Answer these from the flashcards on competitive strategies below, one line each:
(a) Which strategy is listed fifth among the five generic competitive strategies?
(b) Which two stores are given as examples of low-cost provider strategies?
(c) What location is named under "Other CSFs"?

ARTICLE:
Start

Chapter 5: The Five Generic Competitive Strategies: Which One to Employ? Flashcards
What are the five generic competitive strategies?
1) Low-cost provider
2) Broad differentiation
3) Focused low-cost
4) Focused differentiation
5) Best-cost provider
Low-cost provider strategies
Striving to achieve lower overall costs than rivals on products that attract a broad spectrum of buyers
Eg: Poundland, 99cent shop
Competitive advantages of low-cost provider strategies
1) Greater total profits and increased market share gained from underpricing competitors
2) Larger profit margins per unit sold (because the company’s costs per unit are below the unit costs of rivals) when selling products at prices comparable to and competitive with rivals
Cost drivers (factors that have strong influence on a company’s costs) include:
1) Capturing the benefits of economies of scale
2) Using the company’s bargaining power vis-a-vis suppliers to gain concessions
3) Try to operate facilities at full capacity
4) Often selling “commodity” or essential items
5) Make full use of ICT system
6) Outsource non-valued or costly activities
7) Motivated workforce through recognition and company culture
8) Low cost operation handling: no price tag; private label items; self-kiosk etc.
9) Other CSFs: location (near university city)
Other cost saving tactics:
1) Having low cost specification for inputs
2) Stripping extra features
3) Use the most economical delivery methods (even if it means longer delivery times)
4) Selling direct to customers (reduce distribution costs)
5) Managing suppliers (find cheaper supplier like Alibaba/build relationship with supplier to use Just-in-time inventory)
When a low-cost provider strategy work best?
1) Price competition among rival sellers is intense
2) Products of rival sellers are essentially identical and readily available from many sellers (commodity)
3) Buyers incur low costs in switching among sellers (Low cost leader is able to use low price to induce its customers not to switch to rival brands or subs)

End

ROWS:
Start

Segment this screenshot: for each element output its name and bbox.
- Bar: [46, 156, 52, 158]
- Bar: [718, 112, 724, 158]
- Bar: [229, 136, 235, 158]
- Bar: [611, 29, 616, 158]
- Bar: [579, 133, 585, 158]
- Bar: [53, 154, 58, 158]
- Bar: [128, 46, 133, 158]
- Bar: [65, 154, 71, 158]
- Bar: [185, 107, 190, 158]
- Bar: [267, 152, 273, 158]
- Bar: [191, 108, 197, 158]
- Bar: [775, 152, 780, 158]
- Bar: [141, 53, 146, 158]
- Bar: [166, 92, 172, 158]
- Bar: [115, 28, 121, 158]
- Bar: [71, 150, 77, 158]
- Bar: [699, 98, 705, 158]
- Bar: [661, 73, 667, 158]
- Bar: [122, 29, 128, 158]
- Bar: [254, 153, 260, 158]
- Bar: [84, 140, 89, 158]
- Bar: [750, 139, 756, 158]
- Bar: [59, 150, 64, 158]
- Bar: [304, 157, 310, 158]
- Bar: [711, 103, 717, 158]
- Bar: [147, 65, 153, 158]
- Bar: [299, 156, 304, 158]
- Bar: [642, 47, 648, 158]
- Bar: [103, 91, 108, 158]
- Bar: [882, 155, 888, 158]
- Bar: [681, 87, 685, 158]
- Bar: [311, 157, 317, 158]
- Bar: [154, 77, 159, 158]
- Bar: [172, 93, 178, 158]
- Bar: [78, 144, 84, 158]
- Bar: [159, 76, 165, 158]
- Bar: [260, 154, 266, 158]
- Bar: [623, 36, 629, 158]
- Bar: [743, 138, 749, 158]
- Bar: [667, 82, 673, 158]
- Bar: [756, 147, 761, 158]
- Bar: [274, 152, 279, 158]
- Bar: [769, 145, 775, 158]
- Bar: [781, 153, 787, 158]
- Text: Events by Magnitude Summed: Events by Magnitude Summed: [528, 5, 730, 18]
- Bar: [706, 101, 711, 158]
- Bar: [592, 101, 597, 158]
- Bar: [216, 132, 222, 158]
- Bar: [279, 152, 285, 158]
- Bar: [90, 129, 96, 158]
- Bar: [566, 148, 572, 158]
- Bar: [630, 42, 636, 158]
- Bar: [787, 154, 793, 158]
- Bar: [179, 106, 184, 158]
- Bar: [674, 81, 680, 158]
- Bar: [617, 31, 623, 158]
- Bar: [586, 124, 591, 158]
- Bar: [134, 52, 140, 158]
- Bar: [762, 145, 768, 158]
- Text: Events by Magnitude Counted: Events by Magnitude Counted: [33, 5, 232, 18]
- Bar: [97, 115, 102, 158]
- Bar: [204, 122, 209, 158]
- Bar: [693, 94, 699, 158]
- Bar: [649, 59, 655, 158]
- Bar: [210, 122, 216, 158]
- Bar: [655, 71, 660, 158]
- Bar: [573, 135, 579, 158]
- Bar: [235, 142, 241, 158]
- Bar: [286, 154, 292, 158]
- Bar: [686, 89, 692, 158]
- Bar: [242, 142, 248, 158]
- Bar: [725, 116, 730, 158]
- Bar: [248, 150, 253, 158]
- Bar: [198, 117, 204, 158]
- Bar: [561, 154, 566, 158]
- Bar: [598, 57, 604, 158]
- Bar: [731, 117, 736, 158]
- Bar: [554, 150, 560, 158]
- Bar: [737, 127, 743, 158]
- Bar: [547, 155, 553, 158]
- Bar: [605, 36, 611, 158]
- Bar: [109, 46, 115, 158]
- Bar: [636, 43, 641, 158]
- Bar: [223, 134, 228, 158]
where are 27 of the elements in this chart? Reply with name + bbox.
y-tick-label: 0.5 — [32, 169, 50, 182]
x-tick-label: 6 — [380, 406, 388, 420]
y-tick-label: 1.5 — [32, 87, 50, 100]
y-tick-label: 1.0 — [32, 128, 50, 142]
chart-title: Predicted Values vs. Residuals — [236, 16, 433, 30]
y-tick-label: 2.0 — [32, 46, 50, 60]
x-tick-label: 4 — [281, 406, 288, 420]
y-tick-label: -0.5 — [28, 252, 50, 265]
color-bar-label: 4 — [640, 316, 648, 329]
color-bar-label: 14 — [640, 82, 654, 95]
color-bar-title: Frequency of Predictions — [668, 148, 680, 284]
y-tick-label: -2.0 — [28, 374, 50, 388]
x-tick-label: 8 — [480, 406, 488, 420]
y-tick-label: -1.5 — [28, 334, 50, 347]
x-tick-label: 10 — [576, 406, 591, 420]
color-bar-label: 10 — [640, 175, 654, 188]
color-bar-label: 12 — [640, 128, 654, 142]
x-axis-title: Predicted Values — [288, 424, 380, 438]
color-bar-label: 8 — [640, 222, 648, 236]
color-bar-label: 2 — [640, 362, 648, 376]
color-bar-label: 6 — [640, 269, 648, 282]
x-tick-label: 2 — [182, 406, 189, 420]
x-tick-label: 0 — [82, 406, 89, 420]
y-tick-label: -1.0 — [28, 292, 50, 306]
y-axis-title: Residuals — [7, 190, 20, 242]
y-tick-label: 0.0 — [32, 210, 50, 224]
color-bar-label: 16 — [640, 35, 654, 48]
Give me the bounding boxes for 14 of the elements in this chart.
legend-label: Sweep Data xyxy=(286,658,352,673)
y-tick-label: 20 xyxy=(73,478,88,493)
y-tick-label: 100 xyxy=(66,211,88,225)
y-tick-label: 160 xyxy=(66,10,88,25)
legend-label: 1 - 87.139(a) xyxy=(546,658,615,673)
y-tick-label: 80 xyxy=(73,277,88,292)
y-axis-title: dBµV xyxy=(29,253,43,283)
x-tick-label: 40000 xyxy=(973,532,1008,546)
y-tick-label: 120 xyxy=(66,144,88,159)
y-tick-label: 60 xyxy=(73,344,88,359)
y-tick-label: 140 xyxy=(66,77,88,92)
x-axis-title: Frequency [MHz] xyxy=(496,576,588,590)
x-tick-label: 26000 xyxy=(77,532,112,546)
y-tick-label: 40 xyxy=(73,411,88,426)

End

THE COMPLETED TASK:
(a) Best-cost provider
(b) Poundland and 99cent shop
(c) Near a university city